• **Task goal**
Repeat each entry word for word. Leave any images out of the copy.

• **Given information**
┌──
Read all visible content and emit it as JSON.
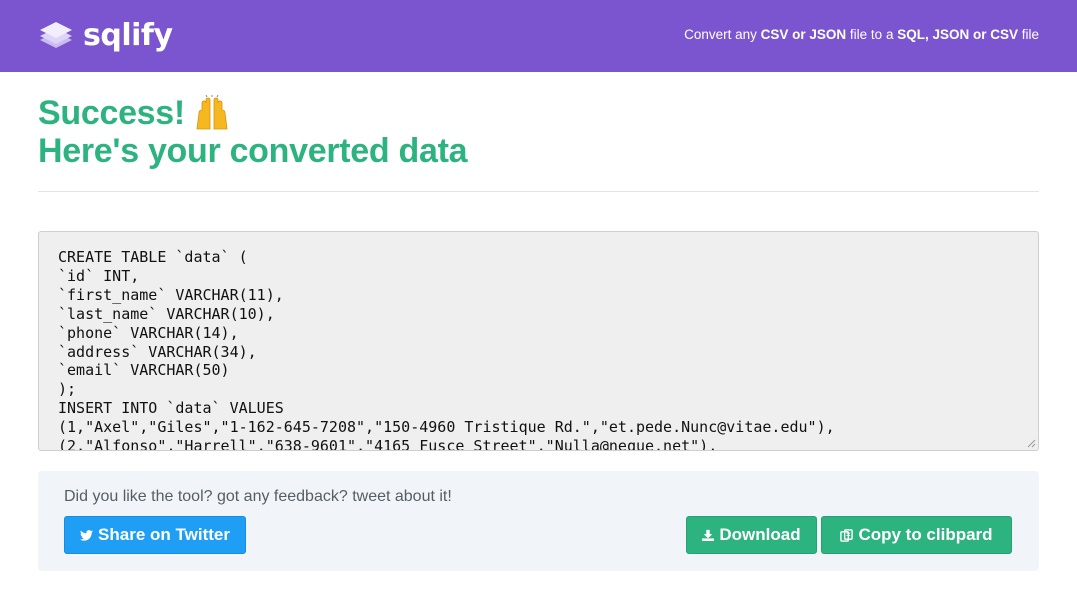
{
  "header": {
    "brand": "sqlify",
    "tagline_parts": [
      "Convert any ",
      "CSV or JSON",
      " file to a ",
      "SQL, JSON or CSV",
      " file"
    ],
    "logo_icon": "stacked-layers-icon",
    "bg_color": "#7b55cf"
  },
  "result": {
    "title": "Success!",
    "emoji_icon": "raising-hands-icon",
    "subtitle": "Here's your converted data",
    "accent_color": "#2db37f"
  },
  "output": {
    "lines": [
      "CREATE TABLE `data` (",
      "`id` INT,",
      "`first_name` VARCHAR(11),",
      "`last_name` VARCHAR(10),",
      "`phone` VARCHAR(14),",
      "`address` VARCHAR(34),",
      "`email` VARCHAR(50)",
      ");",
      "INSERT INTO `data` VALUES",
      "(1,\"Axel\",\"Giles\",\"1-162-645-7208\",\"150-4960 Tristique Rd.\",\"et.pede.Nunc@vitae.edu\"),",
      "(2,\"Alfonso\",\"Harrell\",\"638-9601\",\"4165 Fusce Street\",\"Nulla@neque.net\"),"
    ]
  },
  "feedback": {
    "prompt": "Did you like the tool? got any feedback? tweet about it!",
    "twitter_label": "Share on Twitter",
    "twitter_icon": "twitter-bird-icon",
    "download_label": "Download",
    "download_icon": "download-icon",
    "copy_label": "Copy to clibpard",
    "copy_icon": "clipboard-icon",
    "twitter_color": "#1f9ef5"
  }
}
└──
• **Answer for the task**
Read all visible content and emit it as JSON.
{
  "header": {
    "brand": "sqlify",
    "tagline_parts": [
      "Convert any ",
      "CSV or JSON",
      " file to a ",
      "SQL, JSON or CSV",
      " file"
    ],
    "logo_icon": "stacked-layers-icon",
    "bg_color": "#7b55cf"
  },
  "result": {
    "title": "Success!",
    "emoji_icon": "raising-hands-icon",
    "subtitle": "Here's your converted data",
    "accent_color": "#2db37f"
  },
  "output": {
    "lines": [
      "CREATE TABLE `data` (",
      "`id` INT,",
      "`first_name` VARCHAR(11),",
      "`last_name` VARCHAR(10),",
      "`phone` VARCHAR(14),",
      "`address` VARCHAR(34),",
      "`email` VARCHAR(50)",
      ");",
      "INSERT INTO `data` VALUES",
      "(1,\"Axel\",\"Giles\",\"1-162-645-7208\",\"150-4960 Tristique Rd.\",\"et.pede.Nunc@vitae.edu\"),",
      "(2,\"Alfonso\",\"Harrell\",\"638-9601\",\"4165 Fusce Street\",\"Nulla@neque.net\"),"
    ]
  },
  "feedback": {
    "prompt": "Did you like the tool? got any feedback? tweet about it!",
    "twitter_label": "Share on Twitter",
    "twitter_icon": "twitter-bird-icon",
    "download_label": "Download",
    "download_icon": "download-icon",
    "copy_label": "Copy to clibpard",
    "copy_icon": "clipboard-icon",
    "twitter_color": "#1f9ef5"
  }
}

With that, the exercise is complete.